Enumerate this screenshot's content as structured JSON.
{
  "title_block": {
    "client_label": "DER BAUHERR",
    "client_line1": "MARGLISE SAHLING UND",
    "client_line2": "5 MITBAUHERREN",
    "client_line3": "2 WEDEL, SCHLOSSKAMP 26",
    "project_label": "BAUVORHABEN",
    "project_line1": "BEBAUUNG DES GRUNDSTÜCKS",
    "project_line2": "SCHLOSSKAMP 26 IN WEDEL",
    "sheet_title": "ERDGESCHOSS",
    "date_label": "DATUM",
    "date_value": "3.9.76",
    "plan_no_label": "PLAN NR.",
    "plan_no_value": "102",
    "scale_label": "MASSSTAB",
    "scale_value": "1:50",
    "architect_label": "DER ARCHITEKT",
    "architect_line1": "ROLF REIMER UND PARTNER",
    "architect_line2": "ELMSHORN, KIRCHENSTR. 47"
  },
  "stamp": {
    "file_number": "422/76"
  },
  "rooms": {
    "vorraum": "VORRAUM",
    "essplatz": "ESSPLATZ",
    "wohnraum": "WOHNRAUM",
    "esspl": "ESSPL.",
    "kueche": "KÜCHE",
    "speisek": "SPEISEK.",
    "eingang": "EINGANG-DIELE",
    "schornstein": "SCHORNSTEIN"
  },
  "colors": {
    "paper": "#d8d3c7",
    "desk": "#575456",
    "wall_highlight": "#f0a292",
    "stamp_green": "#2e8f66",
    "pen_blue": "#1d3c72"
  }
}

THE PROBLEM: Reproduce each entry word for word.

EXERCISE OUTPUT:
Enumerate this screenshot's content as structured JSON.
{
  "title_block": {
    "client_label": "DER BAUHERR",
    "client_line1": "MARGLISE SAHLING UND",
    "client_line2": "5 MITBAUHERREN",
    "client_line3": "2 WEDEL, SCHLOSSKAMP 26",
    "project_label": "BAUVORHABEN",
    "project_line1": "BEBAUUNG DES GRUNDSTÜCKS",
    "project_line2": "SCHLOSSKAMP 26 IN WEDEL",
    "sheet_title": "ERDGESCHOSS",
    "date_label": "DATUM",
    "date_value": "3.9.76",
    "plan_no_label": "PLAN NR.",
    "plan_no_value": "102",
    "scale_label": "MASSSTAB",
    "scale_value": "1:50",
    "architect_label": "DER ARCHITEKT",
    "architect_line1": "ROLF REIMER UND PARTNER",
    "architect_line2": "ELMSHORN, KIRCHENSTR. 47"
  },
  "stamp": {
    "file_number": "422/76"
  },
  "rooms": {
    "vorraum": "VORRAUM",
    "essplatz": "ESSPLATZ",
    "wohnraum": "WOHNRAUM",
    "esspl": "ESSPL.",
    "kueche": "KÜCHE",
    "speisek": "SPEISEK.",
    "eingang": "EINGANG-DIELE",
    "schornstein": "SCHORNSTEIN"
  },
  "colors": {
    "paper": "#d8d3c7",
    "desk": "#575456",
    "wall_highlight": "#f0a292",
    "stamp_green": "#2e8f66",
    "pen_blue": "#1d3c72"
  }
}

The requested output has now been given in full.